(Items listed in a dataset)

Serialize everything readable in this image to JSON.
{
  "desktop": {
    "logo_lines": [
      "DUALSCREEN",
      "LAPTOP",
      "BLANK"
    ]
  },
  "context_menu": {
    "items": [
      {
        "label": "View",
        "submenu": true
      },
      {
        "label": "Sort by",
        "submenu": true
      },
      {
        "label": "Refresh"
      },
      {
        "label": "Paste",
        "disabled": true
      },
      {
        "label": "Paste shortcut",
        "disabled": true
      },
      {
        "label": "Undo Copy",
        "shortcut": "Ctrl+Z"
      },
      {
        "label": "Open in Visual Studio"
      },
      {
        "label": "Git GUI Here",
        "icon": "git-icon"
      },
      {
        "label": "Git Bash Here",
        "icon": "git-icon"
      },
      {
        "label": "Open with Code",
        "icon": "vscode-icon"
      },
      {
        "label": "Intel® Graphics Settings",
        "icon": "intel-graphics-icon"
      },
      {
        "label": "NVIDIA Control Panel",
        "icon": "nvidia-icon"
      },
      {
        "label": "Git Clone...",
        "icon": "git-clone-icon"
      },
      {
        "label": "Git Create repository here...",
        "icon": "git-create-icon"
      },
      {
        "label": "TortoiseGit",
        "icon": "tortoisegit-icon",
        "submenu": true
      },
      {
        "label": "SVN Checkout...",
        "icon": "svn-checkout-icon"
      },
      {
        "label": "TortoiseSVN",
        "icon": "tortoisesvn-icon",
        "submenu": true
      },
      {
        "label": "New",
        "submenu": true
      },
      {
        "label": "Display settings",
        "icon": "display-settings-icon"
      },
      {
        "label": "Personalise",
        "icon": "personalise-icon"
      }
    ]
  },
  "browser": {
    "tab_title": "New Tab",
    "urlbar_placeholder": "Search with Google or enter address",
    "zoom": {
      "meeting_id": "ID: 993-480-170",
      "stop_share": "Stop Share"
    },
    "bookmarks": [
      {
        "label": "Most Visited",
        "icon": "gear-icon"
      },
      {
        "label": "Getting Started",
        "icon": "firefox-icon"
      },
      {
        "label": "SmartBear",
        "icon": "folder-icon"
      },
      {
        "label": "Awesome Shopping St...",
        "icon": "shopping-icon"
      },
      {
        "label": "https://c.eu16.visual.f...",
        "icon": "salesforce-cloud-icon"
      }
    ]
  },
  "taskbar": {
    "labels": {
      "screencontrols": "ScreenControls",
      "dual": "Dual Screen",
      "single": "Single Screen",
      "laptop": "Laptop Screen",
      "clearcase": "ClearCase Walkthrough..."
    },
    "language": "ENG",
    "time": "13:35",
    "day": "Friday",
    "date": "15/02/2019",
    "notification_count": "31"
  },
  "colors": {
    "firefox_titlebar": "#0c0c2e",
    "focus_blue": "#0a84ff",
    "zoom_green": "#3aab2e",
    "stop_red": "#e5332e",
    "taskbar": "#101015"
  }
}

• **Exercise**:
Find each line holding the string "Open" and copy it out.

• **Answer for the task**:
        "label": "Open in Visual Studio"
        "label": "Open with Code",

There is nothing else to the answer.